Slide 4 : The histogenetic origin and etiology of this tumor are not well known. Different theories about the origin of the cell have been offered. In fact, recent immunohistochemical and ultrastructural studies have supported the neurogenic origin of the tumor[4]. Intracytoplasmic PAS positive granules were electronmicroscopically identified as lysosomes and /or autophagosomes[3]. There is only one case in the literature in which the interarytenoid region has been involved by GCT[6].
Slide 5 : Case presentation A 38-year-old female patient was admitted to our clinic complaining of hoarseness and foreign body sensation. Her complaints were started 6 months before admission and stated that they had increased over time. Laryngeal endoscopic examination revealed a mass with smooth surface that is involving the left true cord (Figure I).
Slide 6 : Figure IThe true left vocal cord region was involved by Abrikossoff tumor (red arrow).
Slide 7 : There was no cervical lymphadenopathy, and the rest of the head and neck examination was normal. The patient was neither a smoker or a drinker and bad no pertinent medical history. Informed consent is obtained before enrollment of the patient. Microlaryngoscopic surgery was performed under general anesthesia, and histopathologic examination revealed a granular cell tumor. The tumor was excised completely.
◇ ◇ ◇
• [Task instructions]
[a] In the granular cell tumor slides, list every bracketed reference number in the order it appears.
[b] Translate this sentence from the granular cell tumor slides into Spanish: "There was no cervical lymphadenopathy, and the rest of the head and neck examination was normal."
The material after these slides is separate from them.
◇ ◇ ◇
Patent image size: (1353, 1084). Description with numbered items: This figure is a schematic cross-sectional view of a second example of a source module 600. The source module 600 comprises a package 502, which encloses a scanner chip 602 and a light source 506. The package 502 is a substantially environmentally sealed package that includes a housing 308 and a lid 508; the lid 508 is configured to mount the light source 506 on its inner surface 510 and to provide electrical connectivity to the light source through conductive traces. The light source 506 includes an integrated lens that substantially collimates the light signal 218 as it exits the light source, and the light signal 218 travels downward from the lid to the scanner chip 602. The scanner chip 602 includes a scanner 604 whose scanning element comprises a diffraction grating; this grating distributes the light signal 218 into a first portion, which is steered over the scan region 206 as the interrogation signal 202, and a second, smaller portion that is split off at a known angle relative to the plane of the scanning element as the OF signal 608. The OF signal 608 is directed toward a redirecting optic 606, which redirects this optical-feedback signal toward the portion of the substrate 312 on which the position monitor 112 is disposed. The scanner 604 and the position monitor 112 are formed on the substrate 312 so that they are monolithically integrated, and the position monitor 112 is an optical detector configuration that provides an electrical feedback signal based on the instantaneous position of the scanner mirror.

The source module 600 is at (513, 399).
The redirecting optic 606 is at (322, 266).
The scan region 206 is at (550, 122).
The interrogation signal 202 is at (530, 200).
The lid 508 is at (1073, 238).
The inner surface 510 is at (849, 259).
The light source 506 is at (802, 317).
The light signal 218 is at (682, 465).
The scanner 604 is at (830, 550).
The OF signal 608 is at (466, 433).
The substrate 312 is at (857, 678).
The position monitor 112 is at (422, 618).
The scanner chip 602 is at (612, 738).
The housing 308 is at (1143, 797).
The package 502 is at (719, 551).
◇ ◇ ◇
• [Answers to the exercises]
[a] [4], [3], [6]

[b] No había linfadenopatía cervical, y el resto del examen de cabeza y cuello era normal.